SHORT EXERCISE:
Among the lines of these entries, how many hold the word "this"? State only the number.

EXERCISE MATERIAL:
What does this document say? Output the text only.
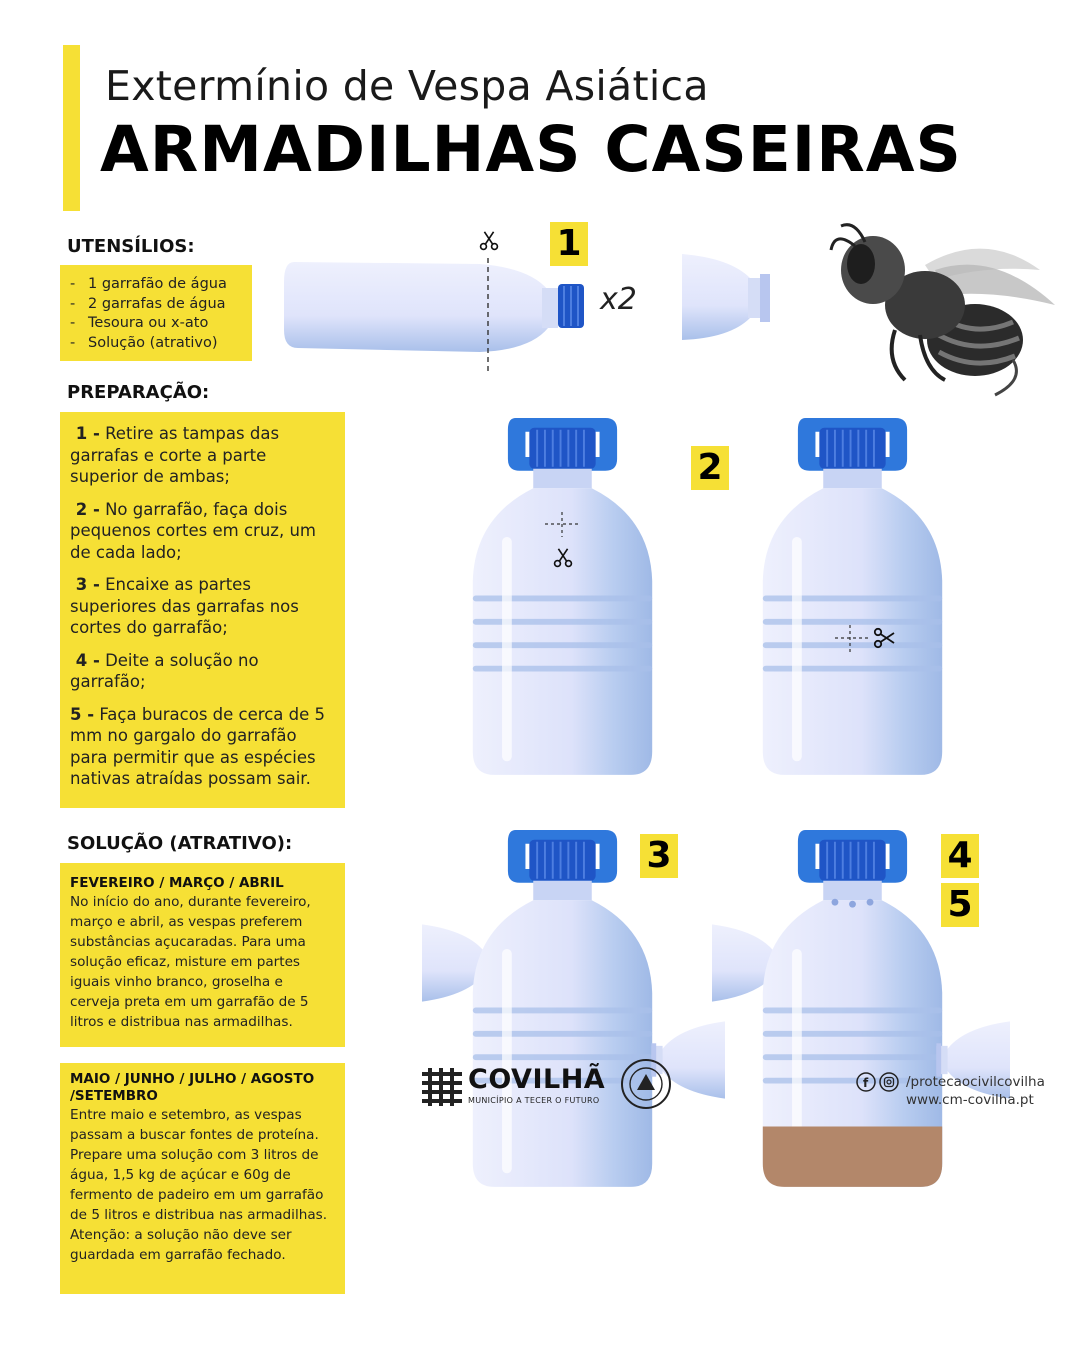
Extermínio de Vespa Asiática
ARMADILHAS CASEIRAS
UTENSÍLIOS:
- 1 garrafão de água
- 2 garrafas de água
- Tesoura ou x-ato
- Solução (atrativo)
PREPARAÇÃO:

1 - Retire as tampas das garrafas e corte a parte superior de ambas;

2 - No garrafão, faça dois pequenos cortes em cruz, um de cada lado;

3 - Encaixe as partes superiores das garrafas nos cortes do garrafão;

4 - Deite a solução no garrafão;

5 - Faça buracos de cerca de 5 mm no gargalo do garrafão para permitir que as espécies nativas atraídas possam sair.

SOLUÇÃO (ATRATIVO):
FEVEREIRO / MARÇO / ABRIL

No início do ano, durante fevereiro, março e abril, as vespas preferem substâncias açucaradas. Para uma solução eficaz, misture em partes iguais vinho branco, groselha e cerveja preta em um garrafão de 5 litros e distribua nas armadilhas.

MAIO / JUNHO / JULHO / AGOSTO /SETEMBRO

Entre maio e setembro, as vespas passam a buscar fontes de proteína. Prepare uma solução com 3 litros de água, 1,5 kg de açúcar e 60g de fermento de padeiro em um garrafão de 5 litros e distribua nas armadilhas. Atenção: a solução não deve ser guardada em garrafão fechado.

1
x2
2
3	4
5
COVILHÃ
MUNICÍPIO A TECER O FUTURO
f	/protecaocivilcovilha
www.cm-covilha.pt
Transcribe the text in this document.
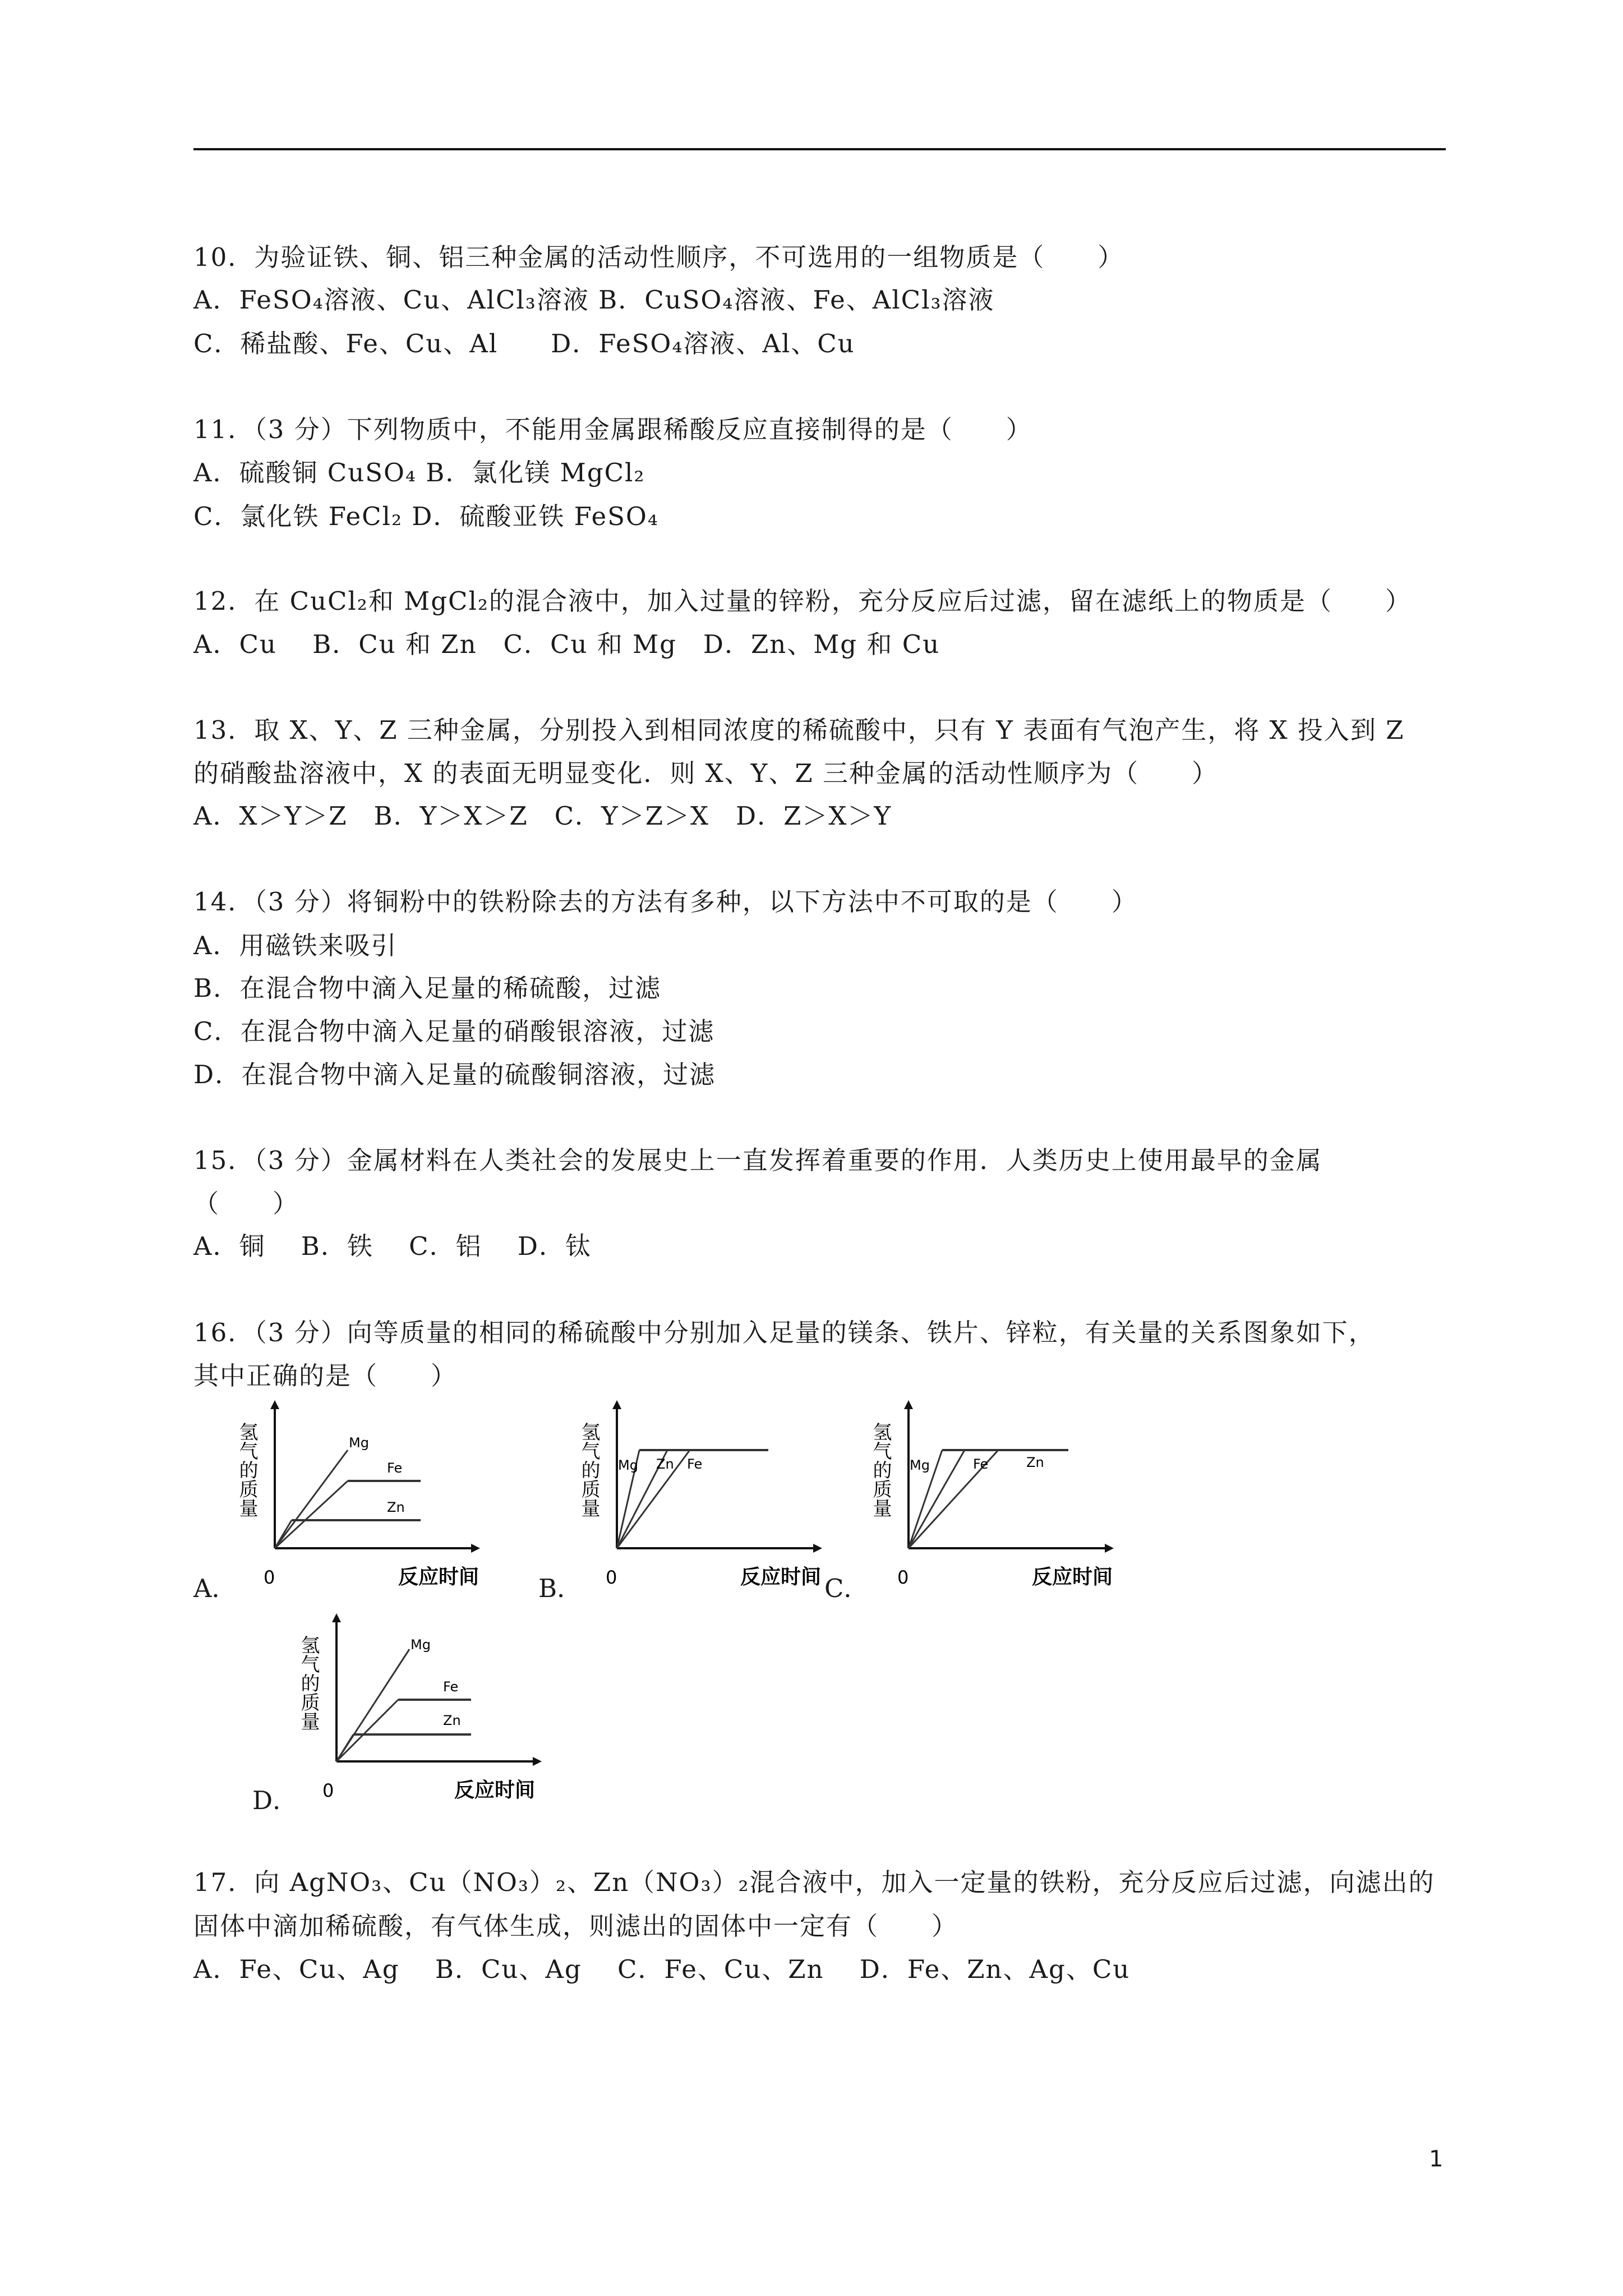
10．为验证铁、铜、铝三种金属的活动性顺序，不可选用的一组物质是（　　）
A．FeSO₄溶液、Cu、AlCl₃溶液 B．CuSO₄溶液、Fe、AlCl₃溶液
C．稀盐酸、Fe、Cu、Al　　D．FeSO₄溶液、Al、Cu
11．（3 分）下列物质中，不能用金属跟稀酸反应直接制得的是（　　）
A．硫酸铜 CuSO₄ B．氯化镁 MgCl₂
C．氯化铁 FeCl₂ D．硫酸亚铁 FeSO₄
12．在 CuCl₂和 MgCl₂的混合液中，加入过量的锌粉，充分反应后过滤，留在滤纸上的物质是（　　）
A．Cu　 B．Cu 和 Zn　C．Cu 和 Mg　D．Zn、Mg 和 Cu
13．取 X、Y、Z 三种金属，分别投入到相同浓度的稀硫酸中，只有 Y 表面有气泡产生，将 X 投入到 Z
的硝酸盐溶液中，X 的表面无明显变化．则 X、Y、Z 三种金属的活动性顺序为（　　）
A．X＞Y＞Z　B．Y＞X＞Z　C．Y＞Z＞X　D．Z＞X＞Y
14．（3 分）将铜粉中的铁粉除去的方法有多种，以下方法中不可取的是（　　）
A．用磁铁来吸引
B．在混合物中滴入足量的稀硫酸，过滤
C．在混合物中滴入足量的硝酸银溶液，过滤
D．在混合物中滴入足量的硫酸铜溶液，过滤
15．（3 分）金属材料在人类社会的发展史上一直发挥着重要的作用．人类历史上使用最早的金属
（　　）
A．铜　 B．铁　 C．铝　 D．钛
16．（3 分）向等质量的相同的稀硫酸中分别加入足量的镁条、铁片、锌粒，有关量的关系图象如下，
其中正确的是（　　）
A．	B．	C．
D．
Mg
Fe
Zn
氢气的质量
0	反应时间
Mg	Fe
Zn
氢气的质量
0	反应时间
Mg	Fe	Zn
氢气的质量
0	反应时间
Mg
Fe
Zn
氢气的质量
0	反应时间
17．向 AgNO₃、Cu（NO₃）₂、Zn（NO₃）₂混合液中，加入一定量的铁粉，充分反应后过滤，向滤出的
固体中滴加稀硫酸，有气体生成，则滤出的固体中一定有（　　）
A．Fe、Cu、Ag　 B．Cu、Ag　 C．Fe、Cu、Zn　 D．Fe、Zn、Ag、Cu
1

EXERCISE RESULT:
2